• What you should do
Read the records below and copy each line that contains "more".
══ Source records
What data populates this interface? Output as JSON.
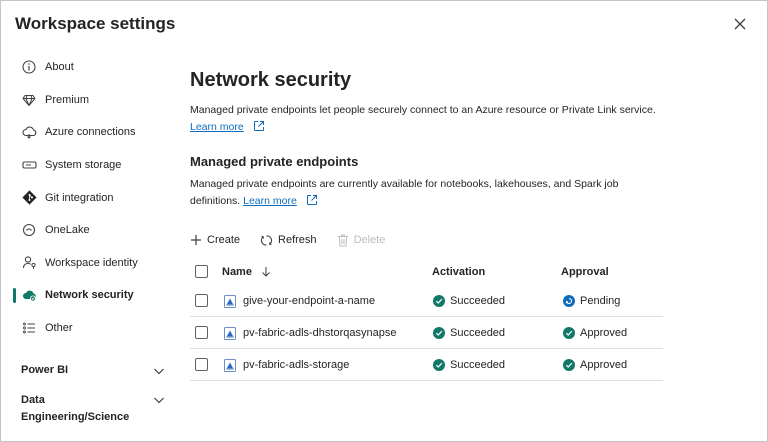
{
  "dialog": {
    "title": "Workspace settings"
  },
  "sidebar": {
    "items": [
      {
        "label": "About",
        "icon": "info-icon"
      },
      {
        "label": "Premium",
        "icon": "diamond-icon"
      },
      {
        "label": "Azure connections",
        "icon": "cloud-icon"
      },
      {
        "label": "System storage",
        "icon": "storage-icon"
      },
      {
        "label": "Git integration",
        "icon": "git-icon"
      },
      {
        "label": "OneLake",
        "icon": "onelake-icon"
      },
      {
        "label": "Workspace identity",
        "icon": "identity-icon"
      },
      {
        "label": "Network security",
        "icon": "network-cloud-icon",
        "active": true
      },
      {
        "label": "Other",
        "icon": "list-icon"
      }
    ],
    "groups": [
      {
        "label": "Power BI"
      },
      {
        "label": "Data Engineering/Science"
      }
    ]
  },
  "main": {
    "title": "Network security",
    "description": "Managed private endpoints let people securely connect to an Azure resource or Private Link service.",
    "learn_more": "Learn more",
    "section_title": "Managed private endpoints",
    "section_description": "Managed private endpoints are currently available for notebooks, lakehouses, and Spark job definitions.",
    "section_learn_more": "Learn more"
  },
  "toolbar": {
    "create_label": "Create",
    "refresh_label": "Refresh",
    "delete_label": "Delete"
  },
  "table": {
    "columns": {
      "name": "Name",
      "activation": "Activation",
      "approval": "Approval"
    },
    "rows": [
      {
        "name": "give-your-endpoint-a-name",
        "activation": "Succeeded",
        "approval": "Pending",
        "approval_status": "pending"
      },
      {
        "name": "pv-fabric-adls-dhstorqasynapse",
        "activation": "Succeeded",
        "approval": "Approved",
        "approval_status": "approved"
      },
      {
        "name": "pv-fabric-adls-storage",
        "activation": "Succeeded",
        "approval": "Approved",
        "approval_status": "approved"
      }
    ]
  },
  "colors": {
    "accent": "#117865",
    "success": "#107c41",
    "pending": "#0f6cbd",
    "link": "#0f6cbd"
  }
}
════
• Task solution
    "learn_more": "Learn more",
    "section_learn_more": "Learn more"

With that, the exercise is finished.